* _TASK_: Write out all entries word for word.

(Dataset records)
»»
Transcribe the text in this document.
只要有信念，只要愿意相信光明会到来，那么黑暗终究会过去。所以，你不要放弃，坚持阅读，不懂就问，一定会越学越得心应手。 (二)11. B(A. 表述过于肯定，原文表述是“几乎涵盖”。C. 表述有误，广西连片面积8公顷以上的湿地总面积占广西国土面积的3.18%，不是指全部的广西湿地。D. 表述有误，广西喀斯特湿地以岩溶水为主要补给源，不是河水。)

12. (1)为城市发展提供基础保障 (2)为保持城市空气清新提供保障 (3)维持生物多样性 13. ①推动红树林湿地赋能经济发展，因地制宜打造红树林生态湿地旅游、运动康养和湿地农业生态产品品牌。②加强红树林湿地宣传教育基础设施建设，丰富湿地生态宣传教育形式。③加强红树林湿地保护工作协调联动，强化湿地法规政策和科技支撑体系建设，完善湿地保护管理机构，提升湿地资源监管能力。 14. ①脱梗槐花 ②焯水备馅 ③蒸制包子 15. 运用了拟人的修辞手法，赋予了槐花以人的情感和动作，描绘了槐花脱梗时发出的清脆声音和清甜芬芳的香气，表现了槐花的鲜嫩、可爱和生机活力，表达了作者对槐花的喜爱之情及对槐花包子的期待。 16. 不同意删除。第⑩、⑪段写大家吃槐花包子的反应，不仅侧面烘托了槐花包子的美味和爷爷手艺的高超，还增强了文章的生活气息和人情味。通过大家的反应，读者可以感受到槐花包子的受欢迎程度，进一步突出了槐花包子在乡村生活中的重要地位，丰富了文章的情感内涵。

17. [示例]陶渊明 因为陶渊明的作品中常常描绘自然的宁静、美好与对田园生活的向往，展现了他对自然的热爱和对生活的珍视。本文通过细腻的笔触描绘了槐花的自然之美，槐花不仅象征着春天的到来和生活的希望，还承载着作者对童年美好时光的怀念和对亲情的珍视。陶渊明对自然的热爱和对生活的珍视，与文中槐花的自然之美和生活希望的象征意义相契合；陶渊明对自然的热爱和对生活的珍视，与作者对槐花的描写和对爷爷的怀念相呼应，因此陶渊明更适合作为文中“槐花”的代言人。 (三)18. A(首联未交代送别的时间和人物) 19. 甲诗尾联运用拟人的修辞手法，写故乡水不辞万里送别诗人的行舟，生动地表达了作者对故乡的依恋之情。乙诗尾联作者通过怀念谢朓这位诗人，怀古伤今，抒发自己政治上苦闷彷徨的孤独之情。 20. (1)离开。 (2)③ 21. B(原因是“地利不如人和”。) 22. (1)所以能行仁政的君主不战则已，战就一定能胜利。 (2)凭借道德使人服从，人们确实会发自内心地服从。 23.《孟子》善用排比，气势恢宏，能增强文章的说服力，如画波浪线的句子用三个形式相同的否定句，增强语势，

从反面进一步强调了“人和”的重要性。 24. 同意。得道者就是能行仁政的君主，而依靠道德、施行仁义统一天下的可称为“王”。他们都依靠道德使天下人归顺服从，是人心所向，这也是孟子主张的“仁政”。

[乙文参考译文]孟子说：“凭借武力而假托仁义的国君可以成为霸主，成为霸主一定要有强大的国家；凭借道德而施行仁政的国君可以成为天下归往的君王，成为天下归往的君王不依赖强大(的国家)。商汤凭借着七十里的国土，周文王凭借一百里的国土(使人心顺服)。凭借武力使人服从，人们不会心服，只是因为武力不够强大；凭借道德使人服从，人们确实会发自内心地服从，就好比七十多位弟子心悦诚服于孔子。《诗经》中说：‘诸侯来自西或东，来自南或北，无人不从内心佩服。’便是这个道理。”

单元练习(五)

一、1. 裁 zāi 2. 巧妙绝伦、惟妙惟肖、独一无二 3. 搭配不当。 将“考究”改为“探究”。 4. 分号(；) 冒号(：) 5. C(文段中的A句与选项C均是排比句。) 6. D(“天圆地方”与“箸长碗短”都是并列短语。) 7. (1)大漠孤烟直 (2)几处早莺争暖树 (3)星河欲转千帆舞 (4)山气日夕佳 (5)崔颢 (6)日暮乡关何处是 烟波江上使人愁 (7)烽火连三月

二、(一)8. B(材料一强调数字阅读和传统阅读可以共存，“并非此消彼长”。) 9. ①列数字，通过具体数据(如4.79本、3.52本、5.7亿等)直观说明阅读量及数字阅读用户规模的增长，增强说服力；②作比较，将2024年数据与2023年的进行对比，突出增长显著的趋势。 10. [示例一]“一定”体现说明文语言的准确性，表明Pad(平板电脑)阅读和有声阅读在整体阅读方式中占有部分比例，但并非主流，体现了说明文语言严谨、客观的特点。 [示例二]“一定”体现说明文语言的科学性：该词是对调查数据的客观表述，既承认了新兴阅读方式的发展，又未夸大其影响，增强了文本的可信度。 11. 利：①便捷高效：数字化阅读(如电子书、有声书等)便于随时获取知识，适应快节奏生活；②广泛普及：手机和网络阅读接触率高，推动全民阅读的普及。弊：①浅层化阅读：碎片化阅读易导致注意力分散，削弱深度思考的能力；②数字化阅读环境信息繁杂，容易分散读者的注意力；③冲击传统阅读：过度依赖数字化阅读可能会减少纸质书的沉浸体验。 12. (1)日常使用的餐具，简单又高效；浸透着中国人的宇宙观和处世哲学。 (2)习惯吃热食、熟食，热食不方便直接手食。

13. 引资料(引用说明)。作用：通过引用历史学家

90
««
* _EXERCISE RESPONSE_:
Transcribe the text in this document.
只要有信念，只要愿意相信光明会到来，那么黑暗终究会过去。所以，你不要放弃，坚持阅读，不懂就问，一定会越学越得心应手。 (二)11. B(A. 表述过于肯定，原文表述是“几乎涵盖”。C. 表述有误，广西连片面积8公顷以上的湿地总面积占广西国土面积的3.18%，不是指全部的广西湿地。D. 表述有误，广西喀斯特湿地以岩溶水为主要补给源，不是河水。)

12. (1)为城市发展提供基础保障 (2)为保持城市空气清新提供保障 (3)维持生物多样性 13. ①推动红树林湿地赋能经济发展，因地制宜打造红树林生态湿地旅游、运动康养和湿地农业生态产品品牌。②加强红树林湿地宣传教育基础设施建设，丰富湿地生态宣传教育形式。③加强红树林湿地保护工作协调联动，强化湿地法规政策和科技支撑体系建设，完善湿地保护管理机构，提升湿地资源监管能力。 14. ①脱梗槐花 ②焯水备馅 ③蒸制包子 15. 运用了拟人的修辞手法，赋予了槐花以人的情感和动作，描绘了槐花脱梗时发出的清脆声音和清甜芬芳的香气，表现了槐花的鲜嫩、可爱和生机活力，表达了作者对槐花的喜爱之情及对槐花包子的期待。 16. 不同意删除。第⑩、⑪段写大家吃槐花包子的反应，不仅侧面烘托了槐花包子的美味和爷爷手艺的高超，还增强了文章的生活气息和人情味。通过大家的反应，读者可以感受到槐花包子的受欢迎程度，进一步突出了槐花包子在乡村生活中的重要地位，丰富了文章的情感内涵。

17. [示例]陶渊明 因为陶渊明的作品中常常描绘自然的宁静、美好与对田园生活的向往，展现了他对自然的热爱和对生活的珍视。本文通过细腻的笔触描绘了槐花的自然之美，槐花不仅象征着春天的到来和生活的希望，还承载着作者对童年美好时光的怀念和对亲情的珍视。陶渊明对自然的热爱和对生活的珍视，与文中槐花的自然之美和生活希望的象征意义相契合；陶渊明对自然的热爱和对生活的珍视，与作者对槐花的描写和对爷爷的怀念相呼应，因此陶渊明更适合作为文中“槐花”的代言人。 (三)18. A(首联未交代送别的时间和人物) 19. 甲诗尾联运用拟人的修辞手法，写故乡水不辞万里送别诗人的行舟，生动地表达了作者对故乡的依恋之情。乙诗尾联作者通过怀念谢朓这位诗人，怀古伤今，抒发自己政治上苦闷彷徨的孤独之情。 20. (1)离开。 (2)③ 21. B(原因是“地利不如人和”。) 22. (1)所以能行仁政的君主不战则已，战就一定能胜利。 (2)凭借道德使人服从，人们确实会发自内心地服从。 23.《孟子》善用排比，气势恢宏，能增强文章的说服力，如画波浪线的句子用三个形式相同的否定句，增强语势，

从反面进一步强调了“人和”的重要性。 24. 同意。得道者就是能行仁政的君主，而依靠道德、施行仁义统一天下的可称为“王”。他们都依靠道德使天下人归顺服从，是人心所向，这也是孟子主张的“仁政”。

[乙文参考译文]孟子说：“凭借武力而假托仁义的国君可以成为霸主，成为霸主一定要有强大的国家；凭借道德而施行仁政的国君可以成为天下归往的君王，成为天下归往的君王不依赖强大(的国家)。商汤凭借着七十里的国土，周文王凭借一百里的国土(使人心顺服)。凭借武力使人服从，人们不会心服，只是因为武力不够强大；凭借道德使人服从，人们确实会发自内心地服从，就好比七十多位弟子心悦诚服于孔子。《诗经》中说：‘诸侯来自西或东，来自南或北，无人不从内心佩服。’便是这个道理。”

单元练习(五)

一、1. 裁 zāi 2. 巧妙绝伦、惟妙惟肖、独一无二 3. 搭配不当。 将“考究”改为“探究”。 4. 分号(；) 冒号(：) 5. C(文段中的A句与选项C均是排比句。) 6. D(“天圆地方”与“箸长碗短”都是并列短语。) 7. (1)大漠孤烟直 (2)几处早莺争暖树 (3)星河欲转千帆舞 (4)山气日夕佳 (5)崔颢 (6)日暮乡关何处是 烟波江上使人愁 (7)烽火连三月

二、(一)8. B(材料一强调数字阅读和传统阅读可以共存，“并非此消彼长”。) 9. ①列数字，通过具体数据(如4.79本、3.52本、5.7亿等)直观说明阅读量及数字阅读用户规模的增长，增强说服力；②作比较，将2024年数据与2023年的进行对比，突出增长显著的趋势。 10. [示例一]“一定”体现说明文语言的准确性，表明Pad(平板电脑)阅读和有声阅读在整体阅读方式中占有部分比例，但并非主流，体现了说明文语言严谨、客观的特点。 [示例二]“一定”体现说明文语言的科学性：该词是对调查数据的客观表述，既承认了新兴阅读方式的发展，又未夸大其影响，增强了文本的可信度。 11. 利：①便捷高效：数字化阅读(如电子书、有声书等)便于随时获取知识，适应快节奏生活；②广泛普及：手机和网络阅读接触率高，推动全民阅读的普及。弊：①浅层化阅读：碎片化阅读易导致注意力分散，削弱深度思考的能力；②数字化阅读环境信息繁杂，容易分散读者的注意力；③冲击传统阅读：过度依赖数字化阅读可能会减少纸质书的沉浸体验。 12. (1)日常使用的餐具，简单又高效；浸透着中国人的宇宙观和处世哲学。 (2)习惯吃热食、熟食，热食不方便直接手食。

13. 引资料(引用说明)。作用：通过引用历史学家

90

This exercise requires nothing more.